▶ _PROMPT_:
Write out every entry exactly as given, but omit the pictures.

▶ _SUPPLIED MATERIAL_:
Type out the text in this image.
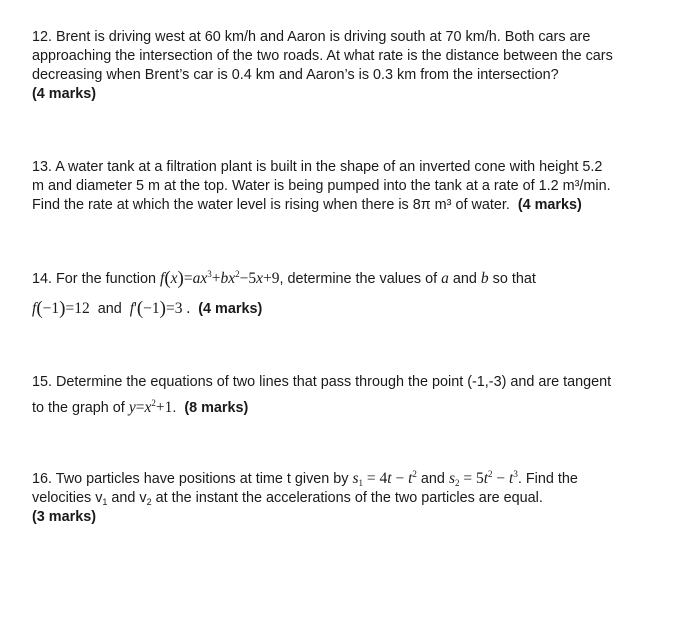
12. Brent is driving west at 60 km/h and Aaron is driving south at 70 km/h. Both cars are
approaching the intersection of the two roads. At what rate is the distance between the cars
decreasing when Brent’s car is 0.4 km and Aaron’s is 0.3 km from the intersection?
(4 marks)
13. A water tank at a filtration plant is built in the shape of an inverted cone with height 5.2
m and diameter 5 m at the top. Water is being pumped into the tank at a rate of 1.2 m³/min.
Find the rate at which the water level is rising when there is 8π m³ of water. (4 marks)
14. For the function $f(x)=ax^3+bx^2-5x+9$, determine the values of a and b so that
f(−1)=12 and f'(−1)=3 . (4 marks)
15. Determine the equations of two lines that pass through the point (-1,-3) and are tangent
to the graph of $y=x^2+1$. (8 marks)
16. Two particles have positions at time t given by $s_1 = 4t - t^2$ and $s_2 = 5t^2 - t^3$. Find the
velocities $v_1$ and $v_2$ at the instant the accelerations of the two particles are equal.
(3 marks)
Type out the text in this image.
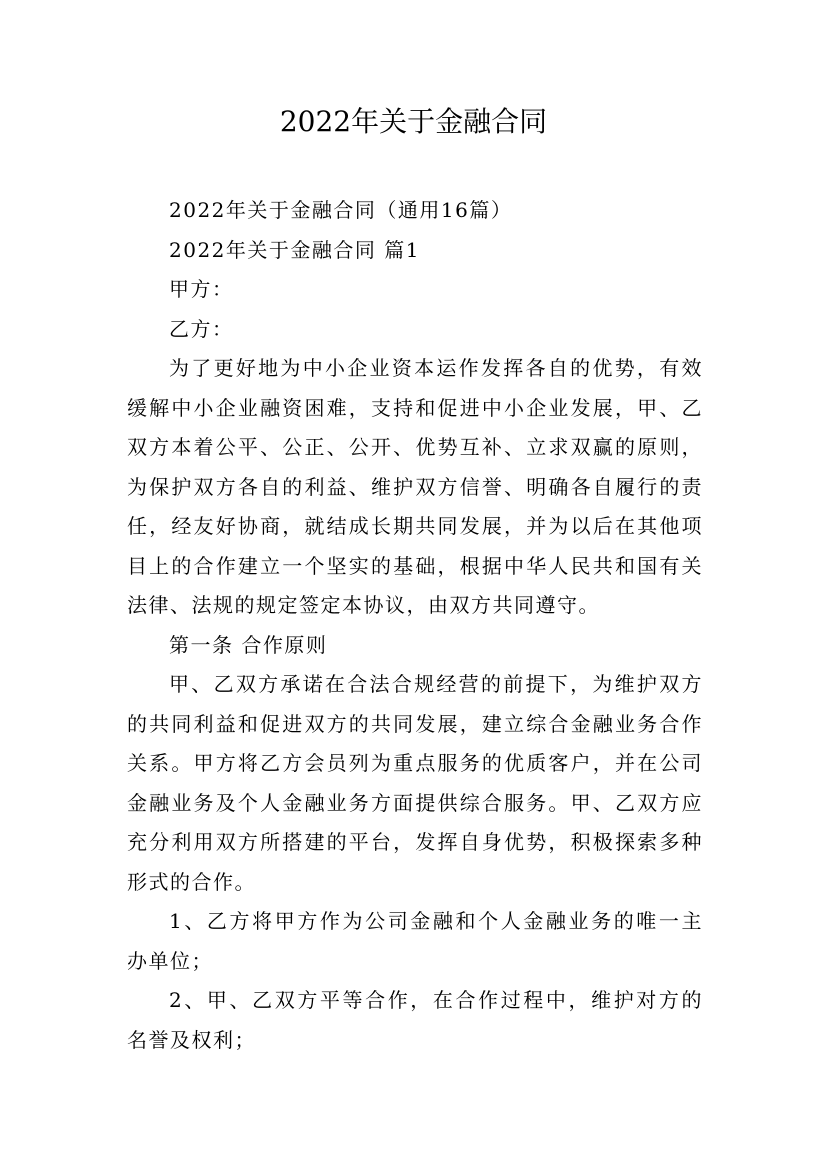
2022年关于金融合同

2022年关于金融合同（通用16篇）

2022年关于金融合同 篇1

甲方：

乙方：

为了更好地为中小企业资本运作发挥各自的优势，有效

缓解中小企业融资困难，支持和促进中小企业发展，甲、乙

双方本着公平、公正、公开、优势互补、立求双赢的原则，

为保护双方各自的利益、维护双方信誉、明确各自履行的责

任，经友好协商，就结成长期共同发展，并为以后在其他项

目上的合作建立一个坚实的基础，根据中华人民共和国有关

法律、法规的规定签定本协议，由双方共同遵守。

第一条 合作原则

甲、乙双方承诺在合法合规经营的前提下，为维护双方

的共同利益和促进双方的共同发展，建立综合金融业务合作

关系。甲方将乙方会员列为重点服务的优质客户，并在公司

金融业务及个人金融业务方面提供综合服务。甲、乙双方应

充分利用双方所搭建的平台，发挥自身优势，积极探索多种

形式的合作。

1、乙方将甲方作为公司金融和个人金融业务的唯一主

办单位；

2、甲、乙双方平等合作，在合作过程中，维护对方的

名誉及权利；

▶ _ANSWER TO THE TASK_:
Type out the text in this image.
12. Brent is driving west at 60 km/h and Aaron is driving south at 70 km/h. Both cars are
approaching the intersection of the two roads. At what rate is the distance between the cars
decreasing when Brent’s car is 0.4 km and Aaron’s is 0.3 km from the intersection?
(4 marks)
13. A water tank at a filtration plant is built in the shape of an inverted cone with height 5.2
m and diameter 5 m at the top. Water is being pumped into the tank at a rate of 1.2 m³/min.
Find the rate at which the water level is rising when there is 8π m³ of water. (4 marks)
14. For the function $f(x)=ax^3+bx^2-5x+9$, determine the values of a and b so that
f(−1)=12 and f'(−1)=3 . (4 marks)
15. Determine the equations of two lines that pass through the point (-1,-3) and are tangent
to the graph of $y=x^2+1$. (8 marks)
16. Two particles have positions at time t given by $s_1 = 4t - t^2$ and $s_2 = 5t^2 - t^3$. Find the
velocities $v_1$ and $v_2$ at the instant the accelerations of the two particles are equal.
(3 marks)
Type out the text in this image.
2022年关于金融合同

2022年关于金融合同（通用16篇）

2022年关于金融合同 篇1

甲方：

乙方：

为了更好地为中小企业资本运作发挥各自的优势，有效

缓解中小企业融资困难，支持和促进中小企业发展，甲、乙

双方本着公平、公正、公开、优势互补、立求双赢的原则，

为保护双方各自的利益、维护双方信誉、明确各自履行的责

任，经友好协商，就结成长期共同发展，并为以后在其他项

目上的合作建立一个坚实的基础，根据中华人民共和国有关

法律、法规的规定签定本协议，由双方共同遵守。

第一条 合作原则

甲、乙双方承诺在合法合规经营的前提下，为维护双方

的共同利益和促进双方的共同发展，建立综合金融业务合作

关系。甲方将乙方会员列为重点服务的优质客户，并在公司

金融业务及个人金融业务方面提供综合服务。甲、乙双方应

充分利用双方所搭建的平台，发挥自身优势，积极探索多种

形式的合作。

1、乙方将甲方作为公司金融和个人金融业务的唯一主

办单位；

2、甲、乙双方平等合作，在合作过程中，维护对方的

名誉及权利；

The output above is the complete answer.